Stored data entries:
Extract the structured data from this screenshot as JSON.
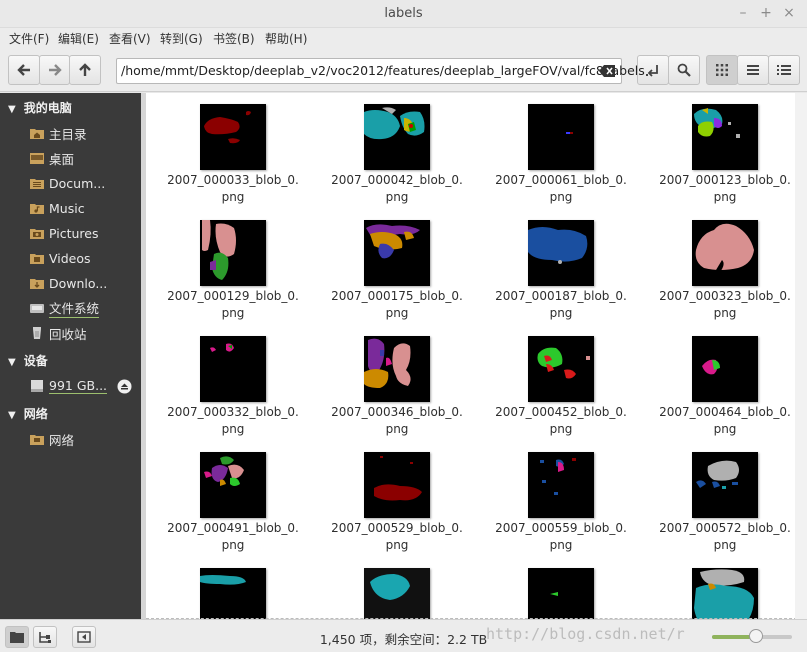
{
  "window": {
    "title": "labels"
  },
  "menu": [
    "文件(F)",
    "编辑(E)",
    "查看(V)",
    "转到(G)",
    "书签(B)",
    "帮助(H)"
  ],
  "path": {
    "value": "/home/mmt/Desktop/deeplab_v2/voc2012/features/deeplab_largeFOV/val/fc8/labels"
  },
  "sidebar": {
    "sections": [
      {
        "title": "我的电脑",
        "items": [
          "主目录",
          "桌面",
          "Docum...",
          "Music",
          "Pictures",
          "Videos",
          "Downlo...",
          "文件系统",
          "回收站"
        ]
      },
      {
        "title": "设备",
        "items": [
          "991 GB..."
        ]
      },
      {
        "title": "网络",
        "items": [
          "网络"
        ]
      }
    ]
  },
  "files": [
    {
      "l1": "2007_000033_blob_0.",
      "l2": "png"
    },
    {
      "l1": "2007_000042_blob_0.",
      "l2": "png"
    },
    {
      "l1": "2007_000061_blob_0.",
      "l2": "png"
    },
    {
      "l1": "2007_000123_blob_0.",
      "l2": "png"
    },
    {
      "l1": "2007_000129_blob_0.",
      "l2": "png"
    },
    {
      "l1": "2007_000175_blob_0.",
      "l2": "png"
    },
    {
      "l1": "2007_000187_blob_0.",
      "l2": "png"
    },
    {
      "l1": "2007_000323_blob_0.",
      "l2": "png"
    },
    {
      "l1": "2007_000332_blob_0.",
      "l2": "png"
    },
    {
      "l1": "2007_000346_blob_0.",
      "l2": "png"
    },
    {
      "l1": "2007_000452_blob_0.",
      "l2": "png"
    },
    {
      "l1": "2007_000464_blob_0.",
      "l2": "png"
    },
    {
      "l1": "2007_000491_blob_0.",
      "l2": "png"
    },
    {
      "l1": "2007_000529_blob_0.",
      "l2": "png"
    },
    {
      "l1": "2007_000559_blob_0.",
      "l2": "png"
    },
    {
      "l1": "2007_000572_blob_0.",
      "l2": "png"
    }
  ],
  "status": {
    "text": "1,450 项，剩余空间：2.2 TB",
    "zoom_level": 0.55
  },
  "watermark": "http://blog.csdn.net/r"
}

-- YOUR OBJECTIVE --
Print out the whole of the material word for word, without pictures.

-- SOLUTION TO THE PROBLEM --
Extract the structured data from this screenshot as JSON.
{
  "window": {
    "title": "labels"
  },
  "menu": [
    "文件(F)",
    "编辑(E)",
    "查看(V)",
    "转到(G)",
    "书签(B)",
    "帮助(H)"
  ],
  "path": {
    "value": "/home/mmt/Desktop/deeplab_v2/voc2012/features/deeplab_largeFOV/val/fc8/labels"
  },
  "sidebar": {
    "sections": [
      {
        "title": "我的电脑",
        "items": [
          "主目录",
          "桌面",
          "Docum...",
          "Music",
          "Pictures",
          "Videos",
          "Downlo...",
          "文件系统",
          "回收站"
        ]
      },
      {
        "title": "设备",
        "items": [
          "991 GB..."
        ]
      },
      {
        "title": "网络",
        "items": [
          "网络"
        ]
      }
    ]
  },
  "files": [
    {
      "l1": "2007_000033_blob_0.",
      "l2": "png"
    },
    {
      "l1": "2007_000042_blob_0.",
      "l2": "png"
    },
    {
      "l1": "2007_000061_blob_0.",
      "l2": "png"
    },
    {
      "l1": "2007_000123_blob_0.",
      "l2": "png"
    },
    {
      "l1": "2007_000129_blob_0.",
      "l2": "png"
    },
    {
      "l1": "2007_000175_blob_0.",
      "l2": "png"
    },
    {
      "l1": "2007_000187_blob_0.",
      "l2": "png"
    },
    {
      "l1": "2007_000323_blob_0.",
      "l2": "png"
    },
    {
      "l1": "2007_000332_blob_0.",
      "l2": "png"
    },
    {
      "l1": "2007_000346_blob_0.",
      "l2": "png"
    },
    {
      "l1": "2007_000452_blob_0.",
      "l2": "png"
    },
    {
      "l1": "2007_000464_blob_0.",
      "l2": "png"
    },
    {
      "l1": "2007_000491_blob_0.",
      "l2": "png"
    },
    {
      "l1": "2007_000529_blob_0.",
      "l2": "png"
    },
    {
      "l1": "2007_000559_blob_0.",
      "l2": "png"
    },
    {
      "l1": "2007_000572_blob_0.",
      "l2": "png"
    }
  ],
  "status": {
    "text": "1,450 项，剩余空间：2.2 TB",
    "zoom_level": 0.55
  },
  "watermark": "http://blog.csdn.net/r"
}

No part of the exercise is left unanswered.